● **MATERIAL PROVIDED**:
== == ==
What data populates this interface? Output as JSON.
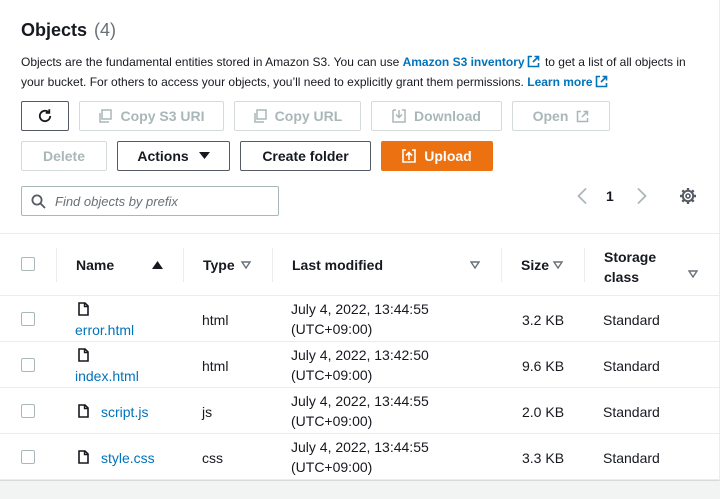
{
  "header": {
    "title": "Objects",
    "count": "(4)",
    "desc_part1": "Objects are the fundamental entities stored in Amazon S3. You can use ",
    "inventory_link": "Amazon S3 inventory",
    "desc_part2": " to get a list of all objects in your bucket. For others to access your objects, you’ll need to explicitly grant them permissions. ",
    "learn_more": "Learn more"
  },
  "toolbar": {
    "copy_uri": "Copy S3 URI",
    "copy_url": "Copy URL",
    "download": "Download",
    "open": "Open",
    "delete": "Delete",
    "actions": "Actions",
    "create_folder": "Create folder",
    "upload": "Upload"
  },
  "search": {
    "placeholder": "Find objects by prefix"
  },
  "pagination": {
    "page": "1"
  },
  "table": {
    "headers": {
      "name": "Name",
      "type": "Type",
      "last_modified": "Last modified",
      "size": "Size",
      "storage_class_line1": "Storage",
      "storage_class_line2": "class"
    },
    "rows": [
      {
        "name": "error.html",
        "type": "html",
        "modified_line1": "July 4, 2022, 13:44:55",
        "modified_line2": "(UTC+09:00)",
        "size": "3.2 KB",
        "storage": "Standard"
      },
      {
        "name": "index.html",
        "type": "html",
        "modified_line1": "July 4, 2022, 13:42:50",
        "modified_line2": "(UTC+09:00)",
        "size": "9.6 KB",
        "storage": "Standard"
      },
      {
        "name": "script.js",
        "type": "js",
        "modified_line1": "July 4, 2022, 13:44:55",
        "modified_line2": "(UTC+09:00)",
        "size": "2.0 KB",
        "storage": "Standard"
      },
      {
        "name": "style.css",
        "type": "css",
        "modified_line1": "July 4, 2022, 13:44:55",
        "modified_line2": "(UTC+09:00)",
        "size": "3.3 KB",
        "storage": "Standard"
      }
    ]
  },
  "colors": {
    "link": "#0073bb",
    "primary": "#ec7211",
    "text": "#16191f",
    "muted": "#687078"
  }
}
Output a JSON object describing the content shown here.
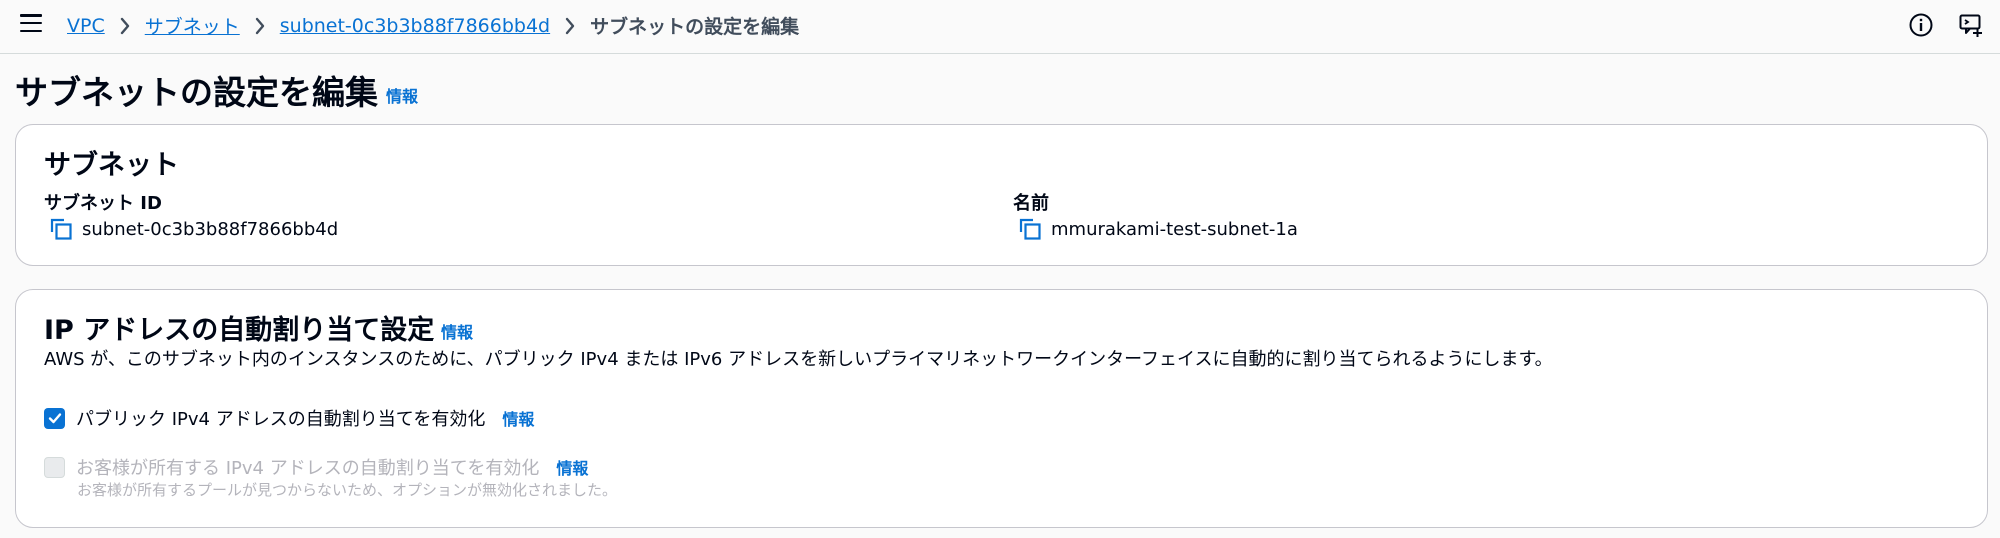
{
  "breadcrumb": {
    "items": [
      "VPC",
      "サブネット",
      "subnet-0c3b3b88f7866bb4d"
    ],
    "current": "サブネットの設定を編集"
  },
  "page": {
    "title": "サブネットの設定を編集",
    "info": "情報"
  },
  "subnet_card": {
    "title": "サブネット",
    "subnet_id_label": "サブネット ID",
    "subnet_id_value": "subnet-0c3b3b88f7866bb4d",
    "name_label": "名前",
    "name_value": "mmurakami-test-subnet-1a"
  },
  "ip_card": {
    "title": "IP アドレスの自動割り当て設定",
    "info": "情報",
    "description": "AWS が、このサブネット内のインスタンスのために、パブリック IPv4 または IPv6 アドレスを新しいプライマリネットワークインターフェイスに自動的に割り当てられるようにします。",
    "options": [
      {
        "label": "パブリック IPv4 アドレスの自動割り当てを有効化",
        "info": "情報",
        "checked": true,
        "disabled": false
      },
      {
        "label": "お客様が所有する IPv4 アドレスの自動割り当てを有効化",
        "info": "情報",
        "checked": false,
        "disabled": true
      }
    ],
    "disabled_hint": "お客様が所有するプールが見つからないため、オプションが無効化されました。"
  },
  "icons": [
    "menu-icon",
    "chevron-right-icon",
    "info-circle-icon",
    "feedback-icon",
    "copy-icon",
    "check-icon"
  ],
  "colors": {
    "link": "#0972d3",
    "text": "#000716",
    "disabled": "#b4b4bb",
    "border": "#c6c6cd"
  }
}
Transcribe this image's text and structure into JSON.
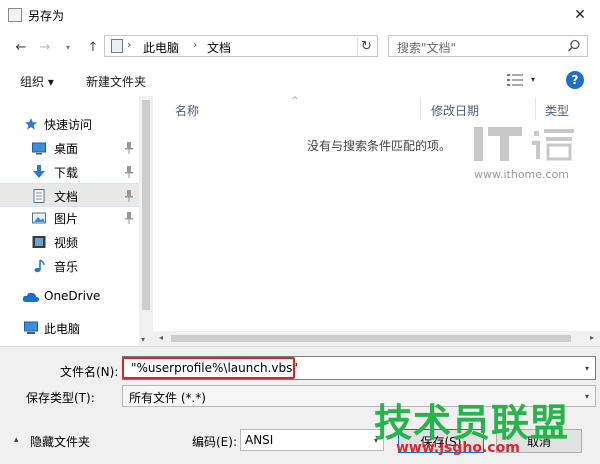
{
  "window": {
    "title": "另存为",
    "close_glyph": "✕"
  },
  "nav": {
    "back_glyph": "←",
    "forward_glyph": "→",
    "recent_glyph": "▾",
    "up_glyph": "↑",
    "path": [
      "此电脑",
      "文档"
    ],
    "separator": "›",
    "dropdown_glyph": "▾",
    "refresh_glyph": "↻",
    "search_placeholder": "搜索\"文档\""
  },
  "toolbar": {
    "organize": "组织 ▾",
    "new_folder": "新建文件夹",
    "view_dropdown": "▾",
    "help": "?"
  },
  "sidebar": {
    "items": [
      {
        "label": "快速访问",
        "icon": "star-icon",
        "pinned": false
      },
      {
        "label": "桌面",
        "icon": "desktop-icon",
        "pinned": true
      },
      {
        "label": "下载",
        "icon": "download-icon",
        "pinned": true
      },
      {
        "label": "文档",
        "icon": "document-icon",
        "pinned": true,
        "selected": true
      },
      {
        "label": "图片",
        "icon": "picture-icon",
        "pinned": true
      },
      {
        "label": "视频",
        "icon": "video-icon",
        "pinned": false
      },
      {
        "label": "音乐",
        "icon": "music-icon",
        "pinned": false
      },
      {
        "label": "OneDrive",
        "icon": "cloud-icon",
        "pinned": false
      },
      {
        "label": "此电脑",
        "icon": "computer-icon",
        "pinned": false
      }
    ],
    "pin_glyph": "📌",
    "scroll_down": "▾"
  },
  "content": {
    "columns": [
      "名称",
      "修改日期",
      "类型"
    ],
    "sort_glyph": "^",
    "empty_message": "没有与搜索条件匹配的项。",
    "scroll_left": "◂",
    "scroll_right": "▸"
  },
  "form": {
    "filename_label": "文件名(N):",
    "filename_value": "\"%userprofile%\\launch.vbs\"",
    "filetype_label": "保存类型(T):",
    "filetype_value": "所有文件  (*.*)",
    "dropdown_glyph": "▾",
    "hide_folders_glyph": "▴",
    "hide_folders": "隐藏文件夹",
    "encoding_label": "编码(E):",
    "encoding_value": "ANSI",
    "save": "保存(S)",
    "cancel": "取消"
  },
  "watermarks": {
    "ithome_url": "www.ithome.com",
    "jsgho_title": "技术员联盟",
    "jsgho_url": "www.jsgho.com"
  },
  "colors": {
    "accent": "#0078d7",
    "selection": "#e8e8e8",
    "highlight_box": "#d8232a",
    "watermark_green": "#27b44a",
    "watermark_red": "#e0262a"
  }
}
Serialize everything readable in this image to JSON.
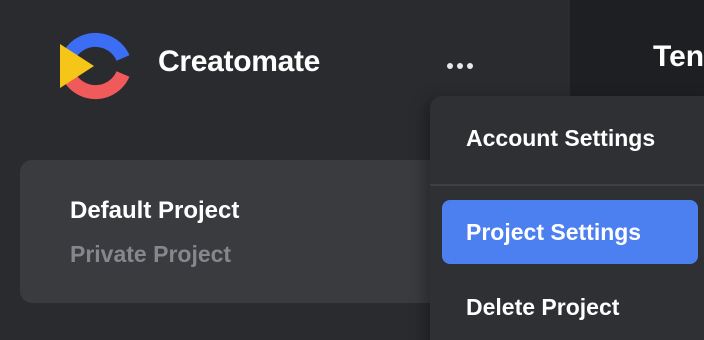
{
  "header": {
    "app_name": "Creatomate",
    "logo_icon": "creatomate-logo-icon",
    "more_icon": "more-horizontal-icon",
    "main_title_partial": "Ten"
  },
  "project": {
    "name": "Default Project",
    "type": "Private Project"
  },
  "menu": {
    "items": [
      {
        "label": "Account Settings",
        "active": false
      },
      {
        "label": "Project Settings",
        "active": true
      },
      {
        "label": "Delete Project",
        "active": false
      }
    ]
  },
  "colors": {
    "background": "#2a2b2f",
    "card": "#3a3b3f",
    "menu": "#2f3034",
    "accent": "#4c7ff0",
    "logo_blue": "#3b6ef5",
    "logo_red": "#f05a5a",
    "logo_yellow": "#f5c518"
  }
}
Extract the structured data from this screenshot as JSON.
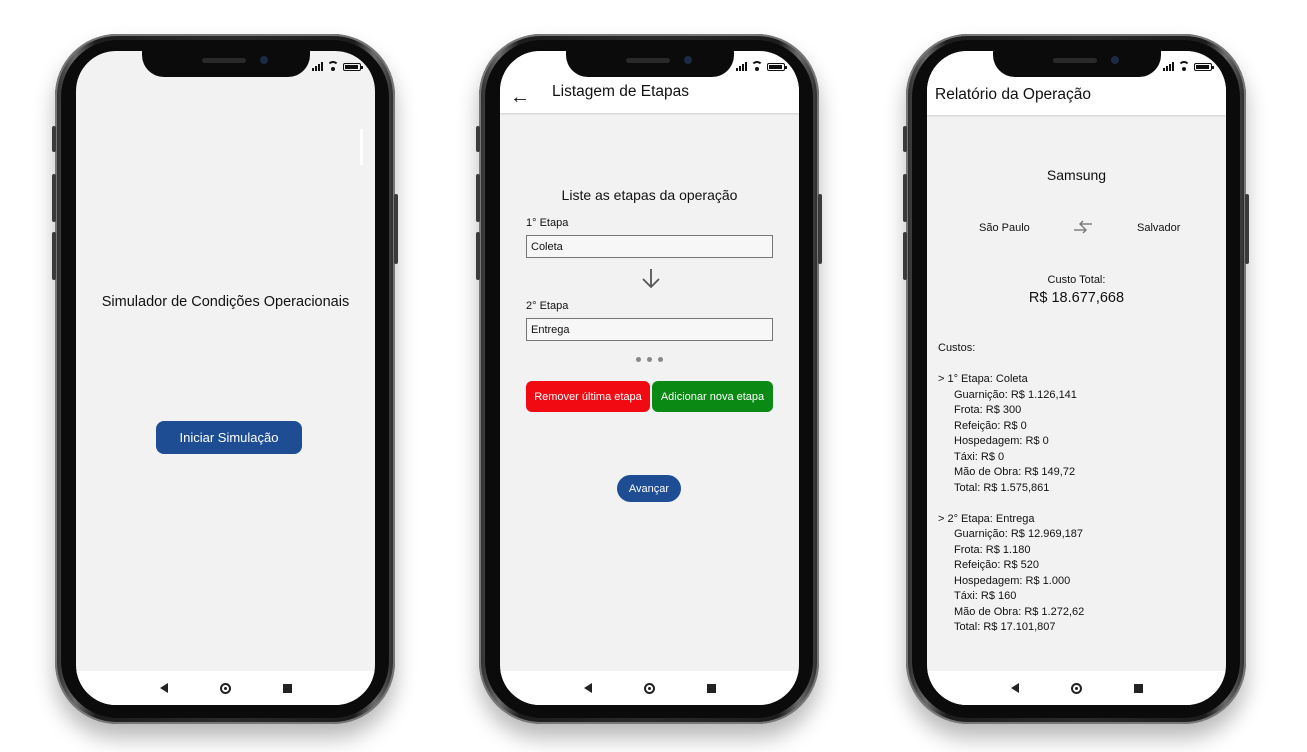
{
  "screens": {
    "home": {
      "title": "Simulador de Condições Operacionais",
      "start_button": "Iniciar Simulação"
    },
    "stages": {
      "appbar_title": "Listagem de Etapas",
      "prompt": "Liste as etapas da operação",
      "stage1_label": "1° Etapa",
      "stage1_value": "Coleta",
      "stage2_label": "2° Etapa",
      "stage2_value": "Entrega",
      "remove_button": "Remover última etapa",
      "add_button": "Adicionar nova etapa",
      "next_button": "Avançar"
    },
    "report": {
      "appbar_title": "Relatório da Operação",
      "company": "Samsung",
      "origin": "São Paulo",
      "destination": "Salvador",
      "total_label": "Custo Total:",
      "total_value": "R$ 18.677,668",
      "costs_label": "Custos:",
      "stage1_header": "> 1° Etapa: Coleta",
      "stage1_lines": [
        "Guarnição: R$ 1.126,141",
        "Frota: R$ 300",
        "Refeição: R$ 0",
        "Hospedagem: R$ 0",
        "Táxi: R$ 0",
        "Mão de Obra: R$ 149,72",
        "Total: R$ 1.575,861"
      ],
      "stage2_header": "> 2° Etapa: Entrega",
      "stage2_lines": [
        "Guarnição: R$ 12.969,187",
        "Frota: R$ 1.180",
        "Refeição: R$ 520",
        "Hospedagem: R$ 1.000",
        "Táxi: R$ 160",
        "Mão de Obra: R$ 1.272,62",
        "Total: R$ 17.101,807"
      ]
    }
  },
  "icons": {
    "back": "arrow-left-icon",
    "down": "arrow-down-icon",
    "swap": "swap-arrows-icon",
    "nav_back": "triangle-back-icon",
    "nav_home": "circle-home-icon",
    "nav_recent": "square-recent-icon"
  },
  "colors": {
    "primary_blue": "#1e4d94",
    "remove_red": "#f10a12",
    "add_green": "#0a8a14",
    "screen_bg": "#f2f2f2"
  }
}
== == ==
● **DIRECTIONS**: Of the lines above, how many hold the word "data"? Say the number alone.

● **TASK ANSWER**: 2